-- WORK REQUIRED --
Select and reproduce each line of the listing below that bears the string "костюм".

##### STORED ROWS

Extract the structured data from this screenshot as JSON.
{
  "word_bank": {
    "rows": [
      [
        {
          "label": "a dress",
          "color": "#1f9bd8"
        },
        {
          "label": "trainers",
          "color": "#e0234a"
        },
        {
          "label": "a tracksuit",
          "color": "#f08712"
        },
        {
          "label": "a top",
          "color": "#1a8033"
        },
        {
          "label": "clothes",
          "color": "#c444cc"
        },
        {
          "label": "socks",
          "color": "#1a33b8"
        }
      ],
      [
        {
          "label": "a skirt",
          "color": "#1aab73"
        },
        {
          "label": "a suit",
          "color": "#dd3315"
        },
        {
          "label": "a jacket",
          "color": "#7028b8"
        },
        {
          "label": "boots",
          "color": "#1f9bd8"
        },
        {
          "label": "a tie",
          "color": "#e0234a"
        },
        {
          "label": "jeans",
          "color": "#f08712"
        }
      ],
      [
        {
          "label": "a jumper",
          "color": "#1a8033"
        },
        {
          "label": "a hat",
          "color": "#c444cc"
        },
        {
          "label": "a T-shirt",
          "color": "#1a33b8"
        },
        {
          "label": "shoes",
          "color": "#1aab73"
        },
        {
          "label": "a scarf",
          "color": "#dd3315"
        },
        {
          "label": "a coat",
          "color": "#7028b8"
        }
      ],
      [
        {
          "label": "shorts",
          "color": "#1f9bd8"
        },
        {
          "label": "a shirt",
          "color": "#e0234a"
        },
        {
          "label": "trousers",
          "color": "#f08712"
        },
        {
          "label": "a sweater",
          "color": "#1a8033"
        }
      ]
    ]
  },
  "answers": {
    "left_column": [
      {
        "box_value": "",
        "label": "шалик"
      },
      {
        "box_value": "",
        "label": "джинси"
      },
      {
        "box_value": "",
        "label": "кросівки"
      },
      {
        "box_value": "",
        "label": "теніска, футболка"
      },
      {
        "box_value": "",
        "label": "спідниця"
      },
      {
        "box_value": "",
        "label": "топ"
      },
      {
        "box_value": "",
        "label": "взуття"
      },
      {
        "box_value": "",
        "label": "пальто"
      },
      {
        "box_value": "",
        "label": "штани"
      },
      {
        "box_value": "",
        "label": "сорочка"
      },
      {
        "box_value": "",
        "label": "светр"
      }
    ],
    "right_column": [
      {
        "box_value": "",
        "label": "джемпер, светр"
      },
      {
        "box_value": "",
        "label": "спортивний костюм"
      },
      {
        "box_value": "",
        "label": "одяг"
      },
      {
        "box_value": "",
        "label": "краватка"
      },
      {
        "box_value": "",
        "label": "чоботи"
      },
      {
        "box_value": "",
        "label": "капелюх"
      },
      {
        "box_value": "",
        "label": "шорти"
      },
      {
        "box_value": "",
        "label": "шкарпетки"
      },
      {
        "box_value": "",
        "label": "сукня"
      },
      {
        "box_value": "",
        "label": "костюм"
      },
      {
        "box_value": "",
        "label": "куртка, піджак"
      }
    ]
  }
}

##########

-- FULL SOLUTION --
        "label": "спортивний костюм"
        "label": "костюм"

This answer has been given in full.